The problem
Copy the entries from the beginning through the line containing "item-title [70, 481, 329, 503]", inclusive, substituting "dollar-sign" for each occurrence of "currency-symbol" and leaving everything else unchanged.
#### Data supplied
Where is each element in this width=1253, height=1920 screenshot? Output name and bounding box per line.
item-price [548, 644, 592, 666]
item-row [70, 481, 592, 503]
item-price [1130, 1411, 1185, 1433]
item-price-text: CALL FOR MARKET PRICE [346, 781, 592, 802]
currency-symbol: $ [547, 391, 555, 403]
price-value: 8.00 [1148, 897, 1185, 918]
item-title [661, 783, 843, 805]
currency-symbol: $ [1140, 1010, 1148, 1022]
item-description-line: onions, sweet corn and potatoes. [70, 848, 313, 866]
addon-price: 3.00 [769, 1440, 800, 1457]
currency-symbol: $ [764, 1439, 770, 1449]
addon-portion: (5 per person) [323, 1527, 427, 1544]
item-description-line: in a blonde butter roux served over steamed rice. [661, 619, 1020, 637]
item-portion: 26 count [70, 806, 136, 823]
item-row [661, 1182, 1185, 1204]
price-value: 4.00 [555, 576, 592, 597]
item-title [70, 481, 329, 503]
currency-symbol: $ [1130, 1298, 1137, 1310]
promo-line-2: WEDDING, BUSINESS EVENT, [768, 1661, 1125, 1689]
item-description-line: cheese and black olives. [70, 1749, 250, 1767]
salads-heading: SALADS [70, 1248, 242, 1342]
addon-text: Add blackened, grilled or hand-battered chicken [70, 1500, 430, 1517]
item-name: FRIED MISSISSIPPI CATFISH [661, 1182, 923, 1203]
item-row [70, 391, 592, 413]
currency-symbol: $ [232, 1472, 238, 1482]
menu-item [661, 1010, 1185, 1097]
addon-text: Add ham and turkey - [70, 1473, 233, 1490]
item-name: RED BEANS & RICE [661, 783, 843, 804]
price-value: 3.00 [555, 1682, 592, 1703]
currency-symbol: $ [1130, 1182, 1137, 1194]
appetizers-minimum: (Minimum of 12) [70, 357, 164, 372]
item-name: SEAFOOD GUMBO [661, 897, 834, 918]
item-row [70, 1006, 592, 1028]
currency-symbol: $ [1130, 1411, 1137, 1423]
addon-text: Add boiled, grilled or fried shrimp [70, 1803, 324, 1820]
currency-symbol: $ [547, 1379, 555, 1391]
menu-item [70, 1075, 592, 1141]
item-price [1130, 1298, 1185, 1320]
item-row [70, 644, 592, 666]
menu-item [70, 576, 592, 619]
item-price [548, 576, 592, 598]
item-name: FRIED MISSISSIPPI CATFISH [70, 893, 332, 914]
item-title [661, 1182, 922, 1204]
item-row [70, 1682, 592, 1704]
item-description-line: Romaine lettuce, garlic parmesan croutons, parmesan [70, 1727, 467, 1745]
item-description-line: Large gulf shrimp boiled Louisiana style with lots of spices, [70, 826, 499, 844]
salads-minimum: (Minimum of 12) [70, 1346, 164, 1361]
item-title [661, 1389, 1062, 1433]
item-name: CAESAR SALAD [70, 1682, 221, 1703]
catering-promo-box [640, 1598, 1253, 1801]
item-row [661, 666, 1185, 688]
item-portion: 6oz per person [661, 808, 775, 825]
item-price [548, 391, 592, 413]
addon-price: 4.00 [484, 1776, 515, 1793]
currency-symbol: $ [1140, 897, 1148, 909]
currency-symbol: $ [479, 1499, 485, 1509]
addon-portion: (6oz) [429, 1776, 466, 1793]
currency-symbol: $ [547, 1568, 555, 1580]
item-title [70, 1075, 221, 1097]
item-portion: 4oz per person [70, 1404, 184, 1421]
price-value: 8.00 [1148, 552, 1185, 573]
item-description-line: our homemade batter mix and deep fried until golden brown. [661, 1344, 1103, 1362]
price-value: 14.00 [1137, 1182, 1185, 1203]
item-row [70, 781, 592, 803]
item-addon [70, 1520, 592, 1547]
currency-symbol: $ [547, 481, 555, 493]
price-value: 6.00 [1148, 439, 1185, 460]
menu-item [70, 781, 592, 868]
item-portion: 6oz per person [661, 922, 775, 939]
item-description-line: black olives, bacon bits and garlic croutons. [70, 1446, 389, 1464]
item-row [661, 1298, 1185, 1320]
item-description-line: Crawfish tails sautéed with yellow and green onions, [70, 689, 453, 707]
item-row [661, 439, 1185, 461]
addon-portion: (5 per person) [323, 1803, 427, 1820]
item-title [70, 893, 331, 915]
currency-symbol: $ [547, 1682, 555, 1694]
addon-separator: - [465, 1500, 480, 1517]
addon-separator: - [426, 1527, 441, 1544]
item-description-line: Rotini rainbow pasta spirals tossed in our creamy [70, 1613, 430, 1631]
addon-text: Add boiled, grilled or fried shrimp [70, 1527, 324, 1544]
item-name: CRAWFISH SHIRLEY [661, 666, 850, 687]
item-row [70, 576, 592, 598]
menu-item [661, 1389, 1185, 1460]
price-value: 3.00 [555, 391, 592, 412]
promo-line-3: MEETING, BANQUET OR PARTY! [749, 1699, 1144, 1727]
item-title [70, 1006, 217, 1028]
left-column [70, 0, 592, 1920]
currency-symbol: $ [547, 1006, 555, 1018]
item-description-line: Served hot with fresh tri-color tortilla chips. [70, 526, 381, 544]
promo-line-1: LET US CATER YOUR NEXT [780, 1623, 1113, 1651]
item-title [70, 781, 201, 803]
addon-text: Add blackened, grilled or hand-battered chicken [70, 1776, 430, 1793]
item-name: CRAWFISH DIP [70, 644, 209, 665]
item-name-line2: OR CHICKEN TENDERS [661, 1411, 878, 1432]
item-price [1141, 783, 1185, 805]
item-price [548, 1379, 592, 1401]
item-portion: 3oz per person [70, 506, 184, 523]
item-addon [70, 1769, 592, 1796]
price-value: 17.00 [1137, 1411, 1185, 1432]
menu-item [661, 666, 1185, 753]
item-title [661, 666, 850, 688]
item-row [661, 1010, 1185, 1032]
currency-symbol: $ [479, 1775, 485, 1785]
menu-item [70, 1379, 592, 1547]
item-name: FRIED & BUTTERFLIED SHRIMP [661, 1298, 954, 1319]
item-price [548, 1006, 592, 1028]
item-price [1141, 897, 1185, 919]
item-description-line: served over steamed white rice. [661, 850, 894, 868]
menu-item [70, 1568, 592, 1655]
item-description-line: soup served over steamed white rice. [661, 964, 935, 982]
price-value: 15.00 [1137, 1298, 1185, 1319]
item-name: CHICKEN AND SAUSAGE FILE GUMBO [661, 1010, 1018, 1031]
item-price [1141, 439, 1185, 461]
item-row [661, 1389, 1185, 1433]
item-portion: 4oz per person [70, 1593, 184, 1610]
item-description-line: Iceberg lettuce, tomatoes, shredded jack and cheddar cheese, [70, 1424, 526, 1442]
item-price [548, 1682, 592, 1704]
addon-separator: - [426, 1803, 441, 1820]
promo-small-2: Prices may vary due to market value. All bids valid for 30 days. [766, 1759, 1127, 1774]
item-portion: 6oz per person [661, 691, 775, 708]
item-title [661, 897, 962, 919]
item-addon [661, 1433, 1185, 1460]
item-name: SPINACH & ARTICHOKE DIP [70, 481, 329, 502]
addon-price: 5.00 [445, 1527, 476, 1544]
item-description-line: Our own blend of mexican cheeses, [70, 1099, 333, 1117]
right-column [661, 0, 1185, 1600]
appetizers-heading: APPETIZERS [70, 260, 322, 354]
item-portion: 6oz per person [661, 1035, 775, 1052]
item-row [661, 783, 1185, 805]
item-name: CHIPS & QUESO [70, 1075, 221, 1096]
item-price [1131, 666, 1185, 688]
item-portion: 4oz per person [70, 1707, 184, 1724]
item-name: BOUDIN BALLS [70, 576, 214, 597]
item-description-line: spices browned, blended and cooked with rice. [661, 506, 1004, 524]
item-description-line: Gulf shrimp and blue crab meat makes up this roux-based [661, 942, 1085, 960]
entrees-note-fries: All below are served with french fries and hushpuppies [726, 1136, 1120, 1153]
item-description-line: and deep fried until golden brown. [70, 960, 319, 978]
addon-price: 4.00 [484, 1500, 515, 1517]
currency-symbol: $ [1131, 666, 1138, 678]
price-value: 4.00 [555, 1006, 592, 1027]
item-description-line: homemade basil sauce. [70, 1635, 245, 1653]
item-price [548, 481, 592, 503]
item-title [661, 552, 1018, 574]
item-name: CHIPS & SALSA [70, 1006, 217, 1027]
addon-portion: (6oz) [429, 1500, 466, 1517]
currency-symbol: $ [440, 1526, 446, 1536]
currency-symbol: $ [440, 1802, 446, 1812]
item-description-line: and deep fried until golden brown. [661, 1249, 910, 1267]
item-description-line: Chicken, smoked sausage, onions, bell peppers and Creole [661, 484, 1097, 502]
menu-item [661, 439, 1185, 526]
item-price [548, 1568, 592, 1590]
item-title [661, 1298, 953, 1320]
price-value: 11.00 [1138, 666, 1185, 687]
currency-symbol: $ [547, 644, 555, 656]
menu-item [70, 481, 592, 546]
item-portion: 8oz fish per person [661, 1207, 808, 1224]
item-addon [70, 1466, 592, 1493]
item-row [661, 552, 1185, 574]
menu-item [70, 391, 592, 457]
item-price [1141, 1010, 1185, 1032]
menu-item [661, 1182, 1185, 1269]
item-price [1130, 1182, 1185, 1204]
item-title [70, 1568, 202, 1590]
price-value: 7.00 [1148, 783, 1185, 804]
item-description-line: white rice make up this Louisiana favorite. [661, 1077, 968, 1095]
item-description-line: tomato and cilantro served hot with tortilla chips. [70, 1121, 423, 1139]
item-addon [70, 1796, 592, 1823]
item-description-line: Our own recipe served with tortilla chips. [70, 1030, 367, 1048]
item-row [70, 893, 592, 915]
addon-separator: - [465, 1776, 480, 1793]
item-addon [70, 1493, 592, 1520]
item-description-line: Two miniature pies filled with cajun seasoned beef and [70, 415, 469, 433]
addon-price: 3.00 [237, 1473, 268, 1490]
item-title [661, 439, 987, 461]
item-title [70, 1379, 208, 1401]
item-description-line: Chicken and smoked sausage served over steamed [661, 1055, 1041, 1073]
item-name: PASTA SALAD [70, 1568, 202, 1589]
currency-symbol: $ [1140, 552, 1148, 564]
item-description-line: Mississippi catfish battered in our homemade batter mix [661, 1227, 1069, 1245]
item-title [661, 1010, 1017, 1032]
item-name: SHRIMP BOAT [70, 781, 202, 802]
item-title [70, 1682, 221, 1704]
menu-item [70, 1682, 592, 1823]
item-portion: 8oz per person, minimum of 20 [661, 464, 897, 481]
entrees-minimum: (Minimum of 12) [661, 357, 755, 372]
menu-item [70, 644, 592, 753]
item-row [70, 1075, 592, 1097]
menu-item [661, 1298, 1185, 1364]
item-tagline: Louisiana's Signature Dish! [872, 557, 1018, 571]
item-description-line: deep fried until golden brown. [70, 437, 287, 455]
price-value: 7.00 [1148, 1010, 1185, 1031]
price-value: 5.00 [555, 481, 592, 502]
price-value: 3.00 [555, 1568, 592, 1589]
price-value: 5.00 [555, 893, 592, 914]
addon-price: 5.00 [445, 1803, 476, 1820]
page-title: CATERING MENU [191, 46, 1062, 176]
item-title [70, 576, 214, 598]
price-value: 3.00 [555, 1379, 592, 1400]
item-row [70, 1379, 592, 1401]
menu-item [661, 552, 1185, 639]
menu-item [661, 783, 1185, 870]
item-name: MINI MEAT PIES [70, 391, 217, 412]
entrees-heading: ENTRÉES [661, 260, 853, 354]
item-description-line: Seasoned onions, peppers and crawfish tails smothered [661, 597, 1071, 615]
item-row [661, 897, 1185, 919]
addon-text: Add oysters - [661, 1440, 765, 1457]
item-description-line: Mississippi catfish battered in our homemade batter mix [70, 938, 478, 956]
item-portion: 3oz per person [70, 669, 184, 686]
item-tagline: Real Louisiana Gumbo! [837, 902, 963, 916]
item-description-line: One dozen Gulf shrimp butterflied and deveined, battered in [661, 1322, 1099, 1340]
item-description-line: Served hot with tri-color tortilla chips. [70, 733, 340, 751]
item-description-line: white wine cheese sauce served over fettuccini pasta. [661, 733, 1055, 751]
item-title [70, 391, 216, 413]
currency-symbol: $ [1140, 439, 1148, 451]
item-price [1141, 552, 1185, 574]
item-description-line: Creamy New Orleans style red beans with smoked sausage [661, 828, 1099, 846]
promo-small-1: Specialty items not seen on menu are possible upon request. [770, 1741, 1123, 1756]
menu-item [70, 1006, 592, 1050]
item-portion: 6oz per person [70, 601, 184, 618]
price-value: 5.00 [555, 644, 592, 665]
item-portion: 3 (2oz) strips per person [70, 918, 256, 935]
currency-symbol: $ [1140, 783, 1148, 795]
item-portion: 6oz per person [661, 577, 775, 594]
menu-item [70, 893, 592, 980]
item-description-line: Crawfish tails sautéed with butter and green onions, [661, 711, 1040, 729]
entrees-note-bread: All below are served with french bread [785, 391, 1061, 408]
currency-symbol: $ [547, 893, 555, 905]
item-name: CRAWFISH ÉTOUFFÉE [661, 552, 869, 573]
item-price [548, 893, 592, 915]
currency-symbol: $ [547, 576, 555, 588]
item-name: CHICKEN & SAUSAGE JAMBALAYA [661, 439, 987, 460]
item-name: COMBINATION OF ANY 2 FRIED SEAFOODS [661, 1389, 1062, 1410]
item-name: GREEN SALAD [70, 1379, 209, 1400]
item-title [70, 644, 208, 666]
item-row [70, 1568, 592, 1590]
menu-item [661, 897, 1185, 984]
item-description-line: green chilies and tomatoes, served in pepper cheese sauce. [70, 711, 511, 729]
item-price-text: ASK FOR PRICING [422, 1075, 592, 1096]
########
The reply
Where is each element in this width=1253, height=1920 screenshot? Output name and bounding box per line.
item-price [548, 644, 592, 666]
item-row [70, 481, 592, 503]
item-price [1130, 1411, 1185, 1433]
item-price-text: CALL FOR MARKET PRICE [346, 781, 592, 802]
dollar-sign: $ [547, 391, 555, 403]
price-value: 8.00 [1148, 897, 1185, 918]
item-title [661, 783, 843, 805]
dollar-sign: $ [1140, 1010, 1148, 1022]
item-description-line: onions, sweet corn and potatoes. [70, 848, 313, 866]
addon-price: 3.00 [769, 1440, 800, 1457]
dollar-sign: $ [764, 1439, 770, 1449]
addon-portion: (5 per person) [323, 1527, 427, 1544]
item-description-line: in a blonde butter roux served over steamed rice. [661, 619, 1020, 637]
item-portion: 26 count [70, 806, 136, 823]
item-row [661, 1182, 1185, 1204]
price-value: 4.00 [555, 576, 592, 597]
item-title [70, 481, 329, 503]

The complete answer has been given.